## START RECORDS SHOWN
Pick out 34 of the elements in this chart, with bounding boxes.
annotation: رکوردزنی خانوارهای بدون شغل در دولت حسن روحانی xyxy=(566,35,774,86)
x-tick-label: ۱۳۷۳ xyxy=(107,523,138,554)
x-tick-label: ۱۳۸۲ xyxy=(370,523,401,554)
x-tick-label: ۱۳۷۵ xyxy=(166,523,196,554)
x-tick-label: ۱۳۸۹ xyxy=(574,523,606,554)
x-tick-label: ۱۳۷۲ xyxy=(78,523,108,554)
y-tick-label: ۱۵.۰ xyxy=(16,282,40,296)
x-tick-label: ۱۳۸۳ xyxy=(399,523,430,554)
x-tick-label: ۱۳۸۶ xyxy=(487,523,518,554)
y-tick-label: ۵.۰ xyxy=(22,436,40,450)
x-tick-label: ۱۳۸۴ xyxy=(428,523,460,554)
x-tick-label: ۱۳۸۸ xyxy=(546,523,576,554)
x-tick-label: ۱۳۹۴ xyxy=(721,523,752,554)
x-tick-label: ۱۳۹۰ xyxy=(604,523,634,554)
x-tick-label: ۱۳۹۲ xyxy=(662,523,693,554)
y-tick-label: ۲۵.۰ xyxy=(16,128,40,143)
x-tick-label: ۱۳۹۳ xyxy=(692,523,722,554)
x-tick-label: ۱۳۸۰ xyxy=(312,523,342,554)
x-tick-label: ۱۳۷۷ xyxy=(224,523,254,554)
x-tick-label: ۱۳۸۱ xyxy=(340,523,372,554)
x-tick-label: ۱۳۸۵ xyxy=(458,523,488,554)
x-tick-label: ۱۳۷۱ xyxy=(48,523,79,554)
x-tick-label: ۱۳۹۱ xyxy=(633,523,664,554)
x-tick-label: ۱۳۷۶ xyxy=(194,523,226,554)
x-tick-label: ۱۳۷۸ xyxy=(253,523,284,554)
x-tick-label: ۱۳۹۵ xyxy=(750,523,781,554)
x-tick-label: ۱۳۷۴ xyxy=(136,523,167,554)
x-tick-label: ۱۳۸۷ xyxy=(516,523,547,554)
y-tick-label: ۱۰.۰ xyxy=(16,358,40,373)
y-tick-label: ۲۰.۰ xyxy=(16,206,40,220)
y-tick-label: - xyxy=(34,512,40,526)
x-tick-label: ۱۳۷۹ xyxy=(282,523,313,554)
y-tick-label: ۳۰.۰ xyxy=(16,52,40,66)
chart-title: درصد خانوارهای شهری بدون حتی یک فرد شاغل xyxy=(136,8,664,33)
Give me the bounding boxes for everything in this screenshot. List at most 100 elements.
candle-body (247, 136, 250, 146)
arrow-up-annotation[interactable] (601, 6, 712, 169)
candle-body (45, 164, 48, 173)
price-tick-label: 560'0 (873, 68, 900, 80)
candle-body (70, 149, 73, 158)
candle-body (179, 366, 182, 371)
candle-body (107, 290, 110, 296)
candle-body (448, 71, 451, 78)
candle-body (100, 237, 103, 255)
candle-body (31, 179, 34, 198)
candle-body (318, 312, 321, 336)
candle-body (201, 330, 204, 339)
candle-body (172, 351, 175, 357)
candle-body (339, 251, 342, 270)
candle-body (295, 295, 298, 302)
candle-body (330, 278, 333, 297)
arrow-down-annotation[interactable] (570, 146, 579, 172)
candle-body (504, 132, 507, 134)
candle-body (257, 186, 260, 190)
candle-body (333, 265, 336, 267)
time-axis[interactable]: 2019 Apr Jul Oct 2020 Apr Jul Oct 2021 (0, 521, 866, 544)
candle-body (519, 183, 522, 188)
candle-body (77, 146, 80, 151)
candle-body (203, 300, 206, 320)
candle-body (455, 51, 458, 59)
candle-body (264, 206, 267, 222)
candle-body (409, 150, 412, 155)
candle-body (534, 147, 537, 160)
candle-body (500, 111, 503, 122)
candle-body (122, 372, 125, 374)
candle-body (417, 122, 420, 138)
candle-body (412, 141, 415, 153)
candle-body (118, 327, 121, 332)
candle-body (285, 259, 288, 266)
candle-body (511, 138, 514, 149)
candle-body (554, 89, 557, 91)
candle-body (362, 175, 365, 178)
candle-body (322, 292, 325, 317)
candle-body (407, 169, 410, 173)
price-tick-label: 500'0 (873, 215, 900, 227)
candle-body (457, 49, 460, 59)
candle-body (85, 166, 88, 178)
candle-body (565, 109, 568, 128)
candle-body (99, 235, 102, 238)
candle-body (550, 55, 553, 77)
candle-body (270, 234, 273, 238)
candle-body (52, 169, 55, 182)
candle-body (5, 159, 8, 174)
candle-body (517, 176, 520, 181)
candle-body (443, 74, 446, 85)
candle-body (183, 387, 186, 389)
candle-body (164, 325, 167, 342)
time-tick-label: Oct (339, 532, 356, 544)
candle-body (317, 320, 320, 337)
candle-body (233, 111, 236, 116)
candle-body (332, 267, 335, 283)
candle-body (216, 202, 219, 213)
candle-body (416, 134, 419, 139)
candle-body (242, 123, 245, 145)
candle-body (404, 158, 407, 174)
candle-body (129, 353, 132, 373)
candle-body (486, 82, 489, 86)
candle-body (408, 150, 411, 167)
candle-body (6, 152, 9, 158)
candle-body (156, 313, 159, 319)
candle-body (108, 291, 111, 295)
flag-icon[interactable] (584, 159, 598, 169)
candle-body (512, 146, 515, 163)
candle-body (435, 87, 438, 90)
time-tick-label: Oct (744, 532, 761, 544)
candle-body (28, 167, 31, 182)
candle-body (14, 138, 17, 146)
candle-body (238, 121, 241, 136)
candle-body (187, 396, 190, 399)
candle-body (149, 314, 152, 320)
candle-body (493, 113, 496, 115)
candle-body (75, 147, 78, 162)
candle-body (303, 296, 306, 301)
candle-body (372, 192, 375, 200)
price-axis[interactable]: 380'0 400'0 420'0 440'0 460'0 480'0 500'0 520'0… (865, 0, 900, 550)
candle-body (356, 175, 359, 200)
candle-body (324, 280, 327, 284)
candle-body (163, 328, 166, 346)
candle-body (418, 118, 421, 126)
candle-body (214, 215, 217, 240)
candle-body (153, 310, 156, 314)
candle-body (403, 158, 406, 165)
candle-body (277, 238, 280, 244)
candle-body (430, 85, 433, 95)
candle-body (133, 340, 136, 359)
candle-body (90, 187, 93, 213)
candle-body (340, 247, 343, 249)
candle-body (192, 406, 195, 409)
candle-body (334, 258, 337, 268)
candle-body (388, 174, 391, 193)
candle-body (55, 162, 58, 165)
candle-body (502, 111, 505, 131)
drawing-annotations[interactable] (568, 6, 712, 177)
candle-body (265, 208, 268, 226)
## END RECORDS SHOWN
▸ YOUR TASK
Please copy the data above again, changing every "x-tick-label" to "x-axis-label" and leaving everything else as it is.

▸ TASK ANSWER
Pick out 34 of the elements in this chart, with bounding boxes.
annotation: رکوردزنی خانوارهای بدون شغل در دولت حسن روحانی xyxy=(566,35,774,86)
x-axis-label: ۱۳۷۳ xyxy=(107,523,138,554)
x-axis-label: ۱۳۸۲ xyxy=(370,523,401,554)
x-axis-label: ۱۳۷۵ xyxy=(166,523,196,554)
x-axis-label: ۱۳۸۹ xyxy=(574,523,606,554)
x-axis-label: ۱۳۷۲ xyxy=(78,523,108,554)
y-tick-label: ۱۵.۰ xyxy=(16,282,40,296)
x-axis-label: ۱۳۸۳ xyxy=(399,523,430,554)
x-axis-label: ۱۳۸۶ xyxy=(487,523,518,554)
y-tick-label: ۵.۰ xyxy=(22,436,40,450)
x-axis-label: ۱۳۸۴ xyxy=(428,523,460,554)
x-axis-label: ۱۳۸۸ xyxy=(546,523,576,554)
x-axis-label: ۱۳۹۴ xyxy=(721,523,752,554)
x-axis-label: ۱۳۹۰ xyxy=(604,523,634,554)
x-axis-label: ۱۳۹۲ xyxy=(662,523,693,554)
y-tick-label: ۲۵.۰ xyxy=(16,128,40,143)
x-axis-label: ۱۳۹۳ xyxy=(692,523,722,554)
x-axis-label: ۱۳۸۰ xyxy=(312,523,342,554)
x-axis-label: ۱۳۷۷ xyxy=(224,523,254,554)
x-axis-label: ۱۳۸۱ xyxy=(340,523,372,554)
x-axis-label: ۱۳۸۵ xyxy=(458,523,488,554)
x-axis-label: ۱۳۷۱ xyxy=(48,523,79,554)
x-axis-label: ۱۳۹۱ xyxy=(633,523,664,554)
x-axis-label: ۱۳۷۶ xyxy=(194,523,226,554)
x-axis-label: ۱۳۷۸ xyxy=(253,523,284,554)
x-axis-label: ۱۳۹۵ xyxy=(750,523,781,554)
x-axis-label: ۱۳۷۴ xyxy=(136,523,167,554)
x-axis-label: ۱۳۸۷ xyxy=(516,523,547,554)
y-tick-label: ۱۰.۰ xyxy=(16,358,40,373)
y-tick-label: ۲۰.۰ xyxy=(16,206,40,220)
y-tick-label: - xyxy=(34,512,40,526)
x-axis-label: ۱۳۷۹ xyxy=(282,523,313,554)
y-tick-label: ۳۰.۰ xyxy=(16,52,40,66)
chart-title: درصد خانوارهای شهری بدون حتی یک فرد شاغل xyxy=(136,8,664,33)
Give me the bounding boxes for everything in this screenshot. List at most 100 elements.
candle-body (247, 136, 250, 146)
arrow-up-annotation[interactable] (601, 6, 712, 169)
candle-body (45, 164, 48, 173)
price-tick-label: 560'0 (873, 68, 900, 80)
candle-body (70, 149, 73, 158)
candle-body (179, 366, 182, 371)
candle-body (107, 290, 110, 296)
candle-body (448, 71, 451, 78)
candle-body (100, 237, 103, 255)
candle-body (31, 179, 34, 198)
candle-body (318, 312, 321, 336)
candle-body (201, 330, 204, 339)
candle-body (172, 351, 175, 357)
candle-body (339, 251, 342, 270)
candle-body (295, 295, 298, 302)
candle-body (330, 278, 333, 297)
arrow-down-annotation[interactable] (570, 146, 579, 172)
candle-body (504, 132, 507, 134)
candle-body (257, 186, 260, 190)
candle-body (333, 265, 336, 267)
time-axis[interactable]: 2019 Apr Jul Oct 2020 Apr Jul Oct 2021 (0, 521, 866, 544)
candle-body (519, 183, 522, 188)
candle-body (77, 146, 80, 151)
candle-body (203, 300, 206, 320)
candle-body (455, 51, 458, 59)
candle-body (264, 206, 267, 222)
candle-body (409, 150, 412, 155)
candle-body (534, 147, 537, 160)
candle-body (500, 111, 503, 122)
candle-body (122, 372, 125, 374)
candle-body (417, 122, 420, 138)
candle-body (412, 141, 415, 153)
candle-body (118, 327, 121, 332)
candle-body (285, 259, 288, 266)
candle-body (511, 138, 514, 149)
candle-body (554, 89, 557, 91)
candle-body (362, 175, 365, 178)
candle-body (322, 292, 325, 317)
candle-body (407, 169, 410, 173)
price-tick-label: 500'0 (873, 215, 900, 227)
candle-body (457, 49, 460, 59)
candle-body (85, 166, 88, 178)
candle-body (565, 109, 568, 128)
candle-body (99, 235, 102, 238)
candle-body (550, 55, 553, 77)
candle-body (270, 234, 273, 238)
candle-body (52, 169, 55, 182)
candle-body (5, 159, 8, 174)
candle-body (517, 176, 520, 181)
candle-body (443, 74, 446, 85)
candle-body (183, 387, 186, 389)
candle-body (164, 325, 167, 342)
time-tick-label: Oct (339, 532, 356, 544)
candle-body (317, 320, 320, 337)
candle-body (233, 111, 236, 116)
candle-body (332, 267, 335, 283)
candle-body (216, 202, 219, 213)
candle-body (416, 134, 419, 139)
candle-body (242, 123, 245, 145)
candle-body (404, 158, 407, 174)
candle-body (129, 353, 132, 373)
candle-body (486, 82, 489, 86)
candle-body (408, 150, 411, 167)
candle-body (6, 152, 9, 158)
candle-body (156, 313, 159, 319)
candle-body (108, 291, 111, 295)
flag-icon[interactable] (584, 159, 598, 169)
candle-body (512, 146, 515, 163)
candle-body (435, 87, 438, 90)
time-tick-label: Oct (744, 532, 761, 544)
candle-body (28, 167, 31, 182)
candle-body (14, 138, 17, 146)
candle-body (238, 121, 241, 136)
candle-body (187, 396, 190, 399)
candle-body (149, 314, 152, 320)
candle-body (493, 113, 496, 115)
candle-body (75, 147, 78, 162)
candle-body (303, 296, 306, 301)
candle-body (372, 192, 375, 200)
price-axis[interactable]: 380'0 400'0 420'0 440'0 460'0 480'0 500'0 520'0… (865, 0, 900, 550)
candle-body (356, 175, 359, 200)
candle-body (324, 280, 327, 284)
candle-body (163, 328, 166, 346)
candle-body (418, 118, 421, 126)
candle-body (214, 215, 217, 240)
candle-body (153, 310, 156, 314)
candle-body (403, 158, 406, 165)
candle-body (277, 238, 280, 244)
candle-body (430, 85, 433, 95)
candle-body (133, 340, 136, 359)
candle-body (90, 187, 93, 213)
candle-body (340, 247, 343, 249)
candle-body (192, 406, 195, 409)
candle-body (334, 258, 337, 268)
candle-body (388, 174, 391, 193)
candle-body (55, 162, 58, 165)
candle-body (502, 111, 505, 131)
drawing-annotations[interactable] (568, 6, 712, 177)
candle-body (265, 208, 268, 226)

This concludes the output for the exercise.